**Problem requirements**
Pull every line of the entries that has the word "this".

**Listed entries**
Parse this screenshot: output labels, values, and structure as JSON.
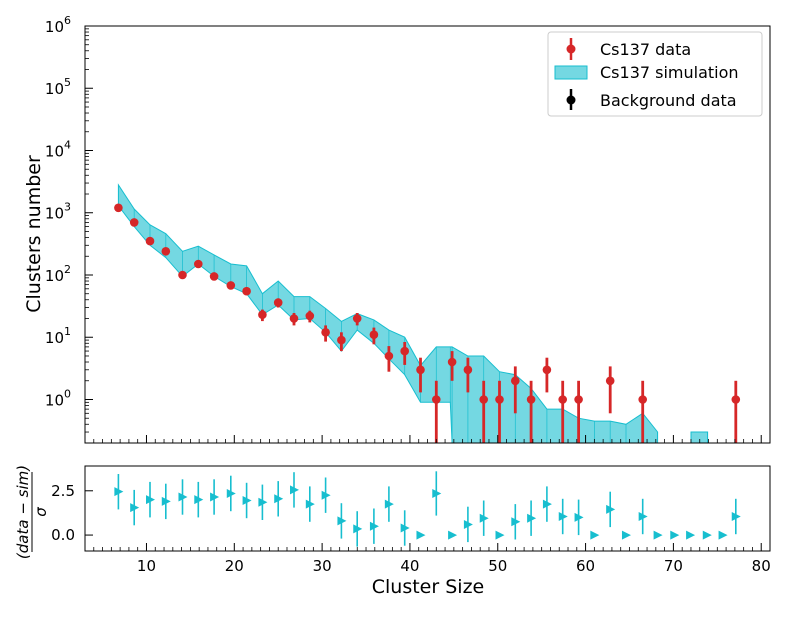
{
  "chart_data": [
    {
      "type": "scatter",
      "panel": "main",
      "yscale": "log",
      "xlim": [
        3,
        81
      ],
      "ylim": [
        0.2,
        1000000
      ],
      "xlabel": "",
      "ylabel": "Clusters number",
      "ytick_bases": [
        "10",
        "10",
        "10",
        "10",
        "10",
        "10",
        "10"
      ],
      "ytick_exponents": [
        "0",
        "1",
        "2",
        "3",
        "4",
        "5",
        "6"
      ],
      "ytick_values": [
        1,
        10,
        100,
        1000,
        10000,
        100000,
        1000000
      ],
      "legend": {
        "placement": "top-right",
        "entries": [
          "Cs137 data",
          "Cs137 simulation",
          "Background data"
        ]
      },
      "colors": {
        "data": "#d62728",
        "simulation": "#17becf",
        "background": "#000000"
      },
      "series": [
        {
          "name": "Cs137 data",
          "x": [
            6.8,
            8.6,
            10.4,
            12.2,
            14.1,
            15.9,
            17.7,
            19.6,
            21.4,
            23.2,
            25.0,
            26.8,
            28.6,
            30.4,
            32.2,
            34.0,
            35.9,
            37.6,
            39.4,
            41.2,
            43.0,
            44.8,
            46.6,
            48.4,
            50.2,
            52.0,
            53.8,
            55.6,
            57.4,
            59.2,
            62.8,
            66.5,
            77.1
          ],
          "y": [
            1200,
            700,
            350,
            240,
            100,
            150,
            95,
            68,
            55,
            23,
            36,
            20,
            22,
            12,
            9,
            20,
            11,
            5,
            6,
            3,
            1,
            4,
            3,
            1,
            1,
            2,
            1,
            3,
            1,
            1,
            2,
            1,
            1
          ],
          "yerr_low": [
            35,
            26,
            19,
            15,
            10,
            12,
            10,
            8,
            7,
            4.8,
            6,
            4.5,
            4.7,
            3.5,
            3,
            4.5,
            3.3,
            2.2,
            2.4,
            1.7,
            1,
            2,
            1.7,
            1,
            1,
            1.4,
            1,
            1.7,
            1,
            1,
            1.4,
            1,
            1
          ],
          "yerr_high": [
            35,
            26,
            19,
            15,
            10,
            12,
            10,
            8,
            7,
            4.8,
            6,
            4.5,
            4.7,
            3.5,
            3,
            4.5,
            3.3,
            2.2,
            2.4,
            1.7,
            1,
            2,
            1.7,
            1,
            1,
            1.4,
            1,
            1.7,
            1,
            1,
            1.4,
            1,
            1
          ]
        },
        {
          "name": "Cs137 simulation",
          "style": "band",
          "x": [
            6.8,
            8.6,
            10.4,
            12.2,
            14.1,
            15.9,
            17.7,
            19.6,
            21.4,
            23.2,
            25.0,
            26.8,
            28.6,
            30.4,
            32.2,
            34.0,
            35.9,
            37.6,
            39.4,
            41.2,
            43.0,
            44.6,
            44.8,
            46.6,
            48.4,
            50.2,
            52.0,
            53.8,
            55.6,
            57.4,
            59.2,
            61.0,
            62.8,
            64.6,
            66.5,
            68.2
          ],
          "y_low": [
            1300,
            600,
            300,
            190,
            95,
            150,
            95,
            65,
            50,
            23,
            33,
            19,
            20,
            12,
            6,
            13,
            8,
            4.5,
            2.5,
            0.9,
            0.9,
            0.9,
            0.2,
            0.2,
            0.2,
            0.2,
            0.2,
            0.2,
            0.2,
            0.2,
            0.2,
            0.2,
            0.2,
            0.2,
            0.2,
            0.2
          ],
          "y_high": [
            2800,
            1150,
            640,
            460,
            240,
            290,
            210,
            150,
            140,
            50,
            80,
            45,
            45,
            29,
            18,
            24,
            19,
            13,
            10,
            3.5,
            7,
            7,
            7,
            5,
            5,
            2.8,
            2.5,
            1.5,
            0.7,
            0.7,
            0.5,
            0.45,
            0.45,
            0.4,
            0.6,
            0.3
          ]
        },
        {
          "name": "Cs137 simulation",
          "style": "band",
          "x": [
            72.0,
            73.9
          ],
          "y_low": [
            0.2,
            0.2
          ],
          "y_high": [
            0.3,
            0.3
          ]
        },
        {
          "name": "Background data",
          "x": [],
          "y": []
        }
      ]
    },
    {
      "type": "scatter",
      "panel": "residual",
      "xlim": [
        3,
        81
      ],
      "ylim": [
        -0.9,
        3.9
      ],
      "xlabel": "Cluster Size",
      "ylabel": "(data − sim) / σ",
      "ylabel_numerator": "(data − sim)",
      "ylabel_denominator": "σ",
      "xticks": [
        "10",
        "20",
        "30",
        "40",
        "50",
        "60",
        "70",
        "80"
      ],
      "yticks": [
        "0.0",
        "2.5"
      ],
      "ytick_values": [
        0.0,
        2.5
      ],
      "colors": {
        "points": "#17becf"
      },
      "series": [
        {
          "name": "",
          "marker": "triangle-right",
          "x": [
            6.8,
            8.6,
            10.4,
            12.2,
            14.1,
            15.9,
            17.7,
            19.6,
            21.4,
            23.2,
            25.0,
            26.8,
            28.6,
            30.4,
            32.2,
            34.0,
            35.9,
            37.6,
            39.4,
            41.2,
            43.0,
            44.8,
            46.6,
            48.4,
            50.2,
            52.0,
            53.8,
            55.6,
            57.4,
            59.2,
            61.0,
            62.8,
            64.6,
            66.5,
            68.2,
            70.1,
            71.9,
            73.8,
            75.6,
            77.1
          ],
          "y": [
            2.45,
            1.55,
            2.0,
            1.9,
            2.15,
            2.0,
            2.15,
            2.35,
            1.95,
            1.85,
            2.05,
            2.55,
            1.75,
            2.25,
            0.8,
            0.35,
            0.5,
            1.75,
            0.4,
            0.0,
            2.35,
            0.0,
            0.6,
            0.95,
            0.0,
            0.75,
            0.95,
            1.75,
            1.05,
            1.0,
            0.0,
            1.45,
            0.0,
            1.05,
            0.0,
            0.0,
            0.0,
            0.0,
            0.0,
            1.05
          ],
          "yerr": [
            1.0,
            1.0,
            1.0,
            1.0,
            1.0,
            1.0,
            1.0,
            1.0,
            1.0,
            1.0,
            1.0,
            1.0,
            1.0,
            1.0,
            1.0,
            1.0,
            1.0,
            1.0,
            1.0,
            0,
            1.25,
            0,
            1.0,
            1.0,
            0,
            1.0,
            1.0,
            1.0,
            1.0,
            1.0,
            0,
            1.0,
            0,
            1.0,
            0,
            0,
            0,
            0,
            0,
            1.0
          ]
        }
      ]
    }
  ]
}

...

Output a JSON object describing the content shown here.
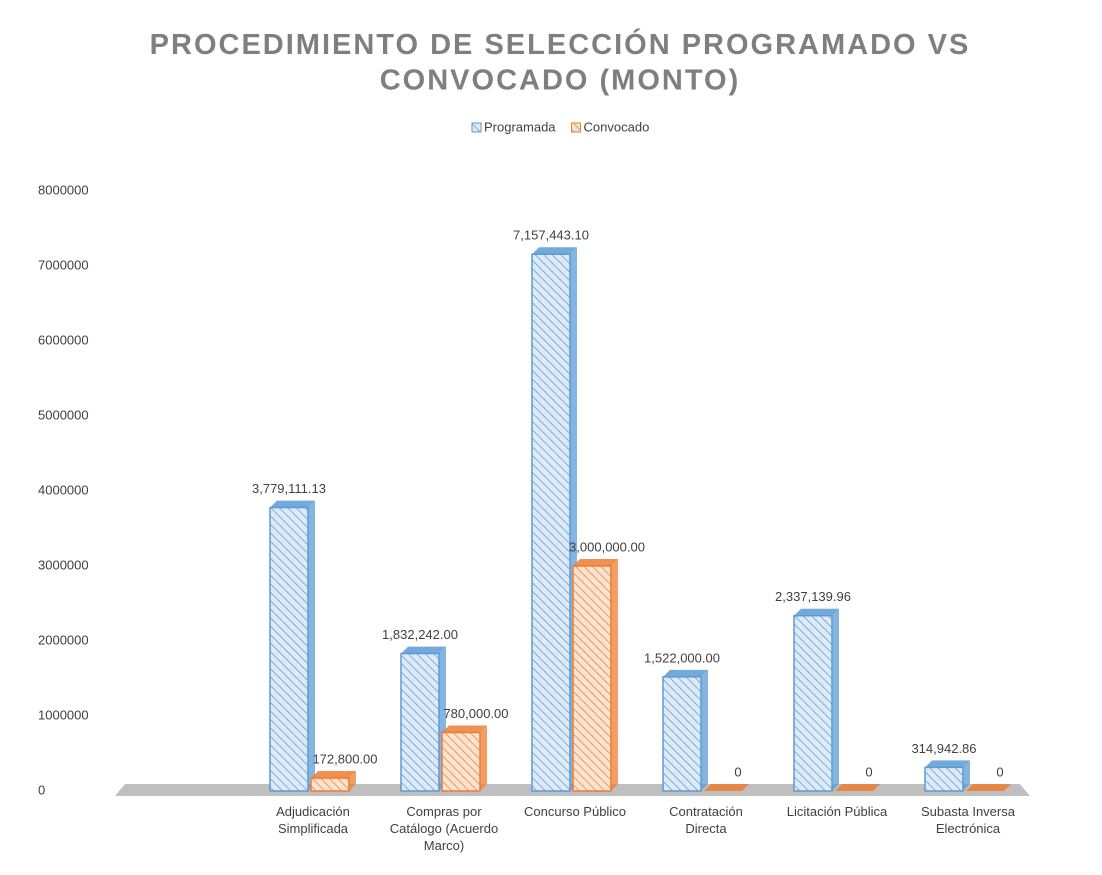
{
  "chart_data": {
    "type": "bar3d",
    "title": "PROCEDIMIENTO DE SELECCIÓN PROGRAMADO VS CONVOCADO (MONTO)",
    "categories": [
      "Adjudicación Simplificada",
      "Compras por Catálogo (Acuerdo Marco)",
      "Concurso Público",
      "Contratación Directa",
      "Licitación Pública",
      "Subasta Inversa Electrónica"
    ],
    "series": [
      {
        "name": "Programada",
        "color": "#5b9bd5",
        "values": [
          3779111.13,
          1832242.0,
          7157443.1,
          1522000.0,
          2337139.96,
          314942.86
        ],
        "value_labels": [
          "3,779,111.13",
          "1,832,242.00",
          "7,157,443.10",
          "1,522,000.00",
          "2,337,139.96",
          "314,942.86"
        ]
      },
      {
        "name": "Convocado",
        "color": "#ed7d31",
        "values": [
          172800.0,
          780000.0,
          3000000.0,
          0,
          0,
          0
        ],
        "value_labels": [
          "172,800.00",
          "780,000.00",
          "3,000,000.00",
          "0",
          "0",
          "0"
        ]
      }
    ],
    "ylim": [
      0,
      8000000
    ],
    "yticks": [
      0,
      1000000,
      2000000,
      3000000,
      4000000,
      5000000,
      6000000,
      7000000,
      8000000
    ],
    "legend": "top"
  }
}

---

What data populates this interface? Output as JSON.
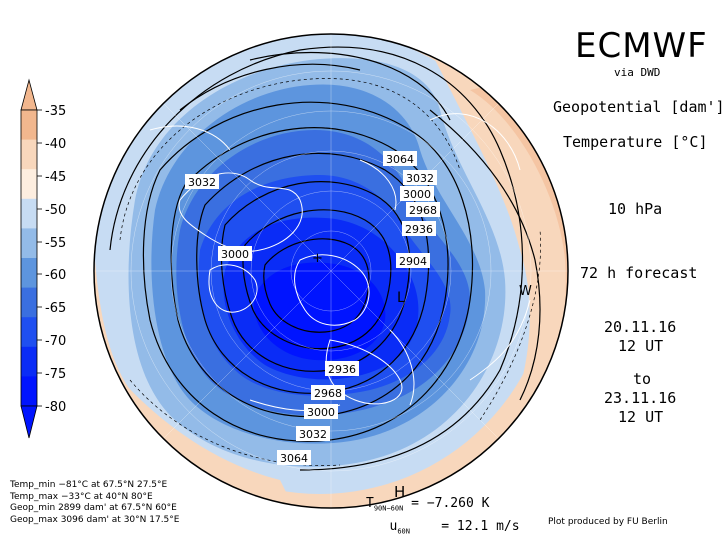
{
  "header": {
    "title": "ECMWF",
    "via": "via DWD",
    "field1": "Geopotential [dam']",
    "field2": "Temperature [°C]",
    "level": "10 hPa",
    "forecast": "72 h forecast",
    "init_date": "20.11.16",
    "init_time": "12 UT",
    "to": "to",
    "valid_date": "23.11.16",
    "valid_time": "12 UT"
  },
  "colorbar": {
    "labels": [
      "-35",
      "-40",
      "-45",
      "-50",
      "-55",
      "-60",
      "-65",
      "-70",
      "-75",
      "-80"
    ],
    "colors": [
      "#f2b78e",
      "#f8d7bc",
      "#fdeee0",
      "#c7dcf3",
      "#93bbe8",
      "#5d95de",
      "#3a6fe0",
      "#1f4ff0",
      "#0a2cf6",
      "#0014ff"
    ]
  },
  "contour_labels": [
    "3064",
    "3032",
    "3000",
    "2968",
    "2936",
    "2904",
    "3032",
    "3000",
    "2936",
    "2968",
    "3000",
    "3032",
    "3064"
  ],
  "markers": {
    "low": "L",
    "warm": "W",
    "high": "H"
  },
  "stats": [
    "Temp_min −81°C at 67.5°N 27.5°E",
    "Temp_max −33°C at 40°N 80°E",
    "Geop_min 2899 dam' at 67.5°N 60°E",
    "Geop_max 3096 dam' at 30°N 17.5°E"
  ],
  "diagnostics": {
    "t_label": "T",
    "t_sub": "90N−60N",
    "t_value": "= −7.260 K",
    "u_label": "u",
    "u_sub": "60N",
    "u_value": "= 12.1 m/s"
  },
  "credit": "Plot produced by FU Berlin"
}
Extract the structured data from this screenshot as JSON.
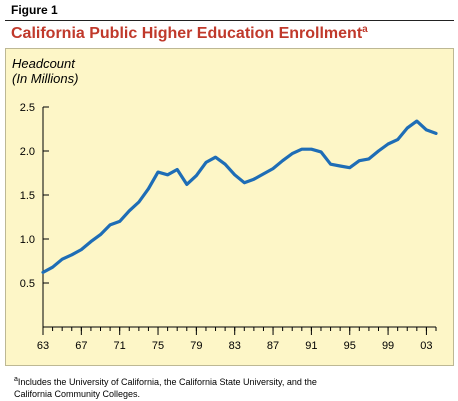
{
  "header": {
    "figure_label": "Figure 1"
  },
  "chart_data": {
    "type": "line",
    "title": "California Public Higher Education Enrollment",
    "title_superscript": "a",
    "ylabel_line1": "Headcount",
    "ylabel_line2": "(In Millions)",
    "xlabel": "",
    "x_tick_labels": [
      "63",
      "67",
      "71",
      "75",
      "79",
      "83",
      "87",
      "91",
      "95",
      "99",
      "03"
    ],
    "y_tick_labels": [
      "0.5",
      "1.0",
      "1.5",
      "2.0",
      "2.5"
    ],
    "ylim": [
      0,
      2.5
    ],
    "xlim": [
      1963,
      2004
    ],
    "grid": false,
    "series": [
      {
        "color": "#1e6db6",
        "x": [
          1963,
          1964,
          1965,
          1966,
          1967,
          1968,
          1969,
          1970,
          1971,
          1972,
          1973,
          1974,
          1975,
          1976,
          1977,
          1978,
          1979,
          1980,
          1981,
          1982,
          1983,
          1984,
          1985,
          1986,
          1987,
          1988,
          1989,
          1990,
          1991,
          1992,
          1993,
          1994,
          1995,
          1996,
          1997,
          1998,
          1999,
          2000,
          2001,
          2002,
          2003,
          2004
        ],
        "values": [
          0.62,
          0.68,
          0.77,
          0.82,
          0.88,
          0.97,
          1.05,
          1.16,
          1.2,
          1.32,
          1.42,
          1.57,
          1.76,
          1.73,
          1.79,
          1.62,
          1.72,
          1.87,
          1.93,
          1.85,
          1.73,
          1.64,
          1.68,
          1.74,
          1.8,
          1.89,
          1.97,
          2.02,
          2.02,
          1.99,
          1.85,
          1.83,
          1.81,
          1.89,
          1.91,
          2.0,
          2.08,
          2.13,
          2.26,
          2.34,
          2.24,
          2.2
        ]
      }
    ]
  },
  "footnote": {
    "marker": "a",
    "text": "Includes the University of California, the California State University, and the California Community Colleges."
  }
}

**Task output**
Parse this screenshot: output labels, values, and structure as JSON.
What data populates this interface? Output as JSON.
Extract the structured data from this screenshot as JSON.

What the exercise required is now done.